Your goal
Look through the data below and return each line where "value" appears.

(Source data)
###
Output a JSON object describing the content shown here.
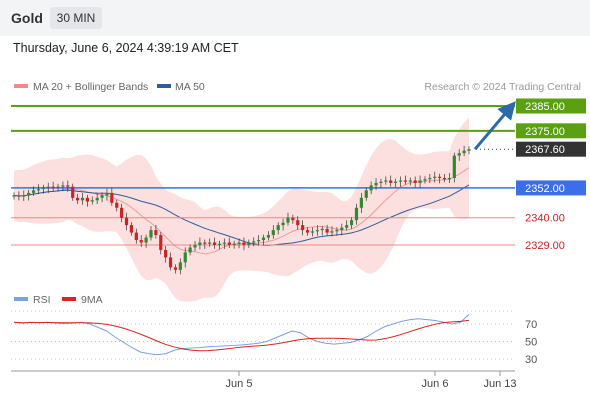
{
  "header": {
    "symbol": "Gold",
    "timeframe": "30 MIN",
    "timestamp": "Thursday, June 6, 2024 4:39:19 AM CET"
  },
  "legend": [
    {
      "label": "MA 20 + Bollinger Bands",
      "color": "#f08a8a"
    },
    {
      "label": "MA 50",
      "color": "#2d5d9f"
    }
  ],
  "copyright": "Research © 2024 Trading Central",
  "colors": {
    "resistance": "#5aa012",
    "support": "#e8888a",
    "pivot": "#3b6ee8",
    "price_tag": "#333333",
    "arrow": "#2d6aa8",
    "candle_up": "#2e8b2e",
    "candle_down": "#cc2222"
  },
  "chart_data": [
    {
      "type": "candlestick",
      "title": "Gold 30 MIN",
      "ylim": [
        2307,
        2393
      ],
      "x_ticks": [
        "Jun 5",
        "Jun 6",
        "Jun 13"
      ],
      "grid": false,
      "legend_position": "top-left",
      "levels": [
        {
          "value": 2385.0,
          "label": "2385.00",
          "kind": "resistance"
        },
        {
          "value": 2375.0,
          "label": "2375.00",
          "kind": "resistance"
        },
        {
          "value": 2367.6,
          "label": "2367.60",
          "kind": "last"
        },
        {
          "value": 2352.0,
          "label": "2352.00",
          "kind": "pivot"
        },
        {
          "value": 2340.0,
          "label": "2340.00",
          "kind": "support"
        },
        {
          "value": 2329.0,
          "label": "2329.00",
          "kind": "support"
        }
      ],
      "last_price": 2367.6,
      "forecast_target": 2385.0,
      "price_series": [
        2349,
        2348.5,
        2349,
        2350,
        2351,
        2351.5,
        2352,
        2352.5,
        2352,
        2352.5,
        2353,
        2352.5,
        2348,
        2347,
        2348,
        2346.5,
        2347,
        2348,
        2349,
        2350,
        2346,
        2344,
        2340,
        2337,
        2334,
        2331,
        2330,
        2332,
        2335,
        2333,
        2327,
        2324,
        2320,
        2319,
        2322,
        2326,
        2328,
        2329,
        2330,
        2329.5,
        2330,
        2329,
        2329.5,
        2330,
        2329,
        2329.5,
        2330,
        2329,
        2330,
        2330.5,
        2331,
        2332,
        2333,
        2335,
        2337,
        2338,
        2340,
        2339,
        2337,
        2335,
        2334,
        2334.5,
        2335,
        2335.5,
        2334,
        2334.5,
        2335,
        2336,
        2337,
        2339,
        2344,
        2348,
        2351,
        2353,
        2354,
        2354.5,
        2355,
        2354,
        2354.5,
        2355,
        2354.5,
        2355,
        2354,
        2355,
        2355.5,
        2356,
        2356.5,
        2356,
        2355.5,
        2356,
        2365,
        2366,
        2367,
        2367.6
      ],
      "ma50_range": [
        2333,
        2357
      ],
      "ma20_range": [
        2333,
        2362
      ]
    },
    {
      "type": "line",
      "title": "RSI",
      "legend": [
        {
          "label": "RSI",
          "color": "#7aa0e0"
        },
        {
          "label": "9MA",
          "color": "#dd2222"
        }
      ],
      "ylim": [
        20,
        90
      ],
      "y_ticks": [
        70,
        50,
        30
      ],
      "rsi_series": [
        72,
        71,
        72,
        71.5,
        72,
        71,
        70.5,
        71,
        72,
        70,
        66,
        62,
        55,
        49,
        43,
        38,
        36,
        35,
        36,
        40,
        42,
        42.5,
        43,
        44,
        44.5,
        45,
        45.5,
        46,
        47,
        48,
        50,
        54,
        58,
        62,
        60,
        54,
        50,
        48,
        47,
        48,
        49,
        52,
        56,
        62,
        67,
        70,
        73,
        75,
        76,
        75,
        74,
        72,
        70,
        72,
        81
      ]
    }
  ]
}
###
Exercise answer
          "value": 2385.0,
          "value": 2375.0,
          "value": 2367.6,
          "value": 2352.0,
          "value": 2340.0,
          "value": 2329.0,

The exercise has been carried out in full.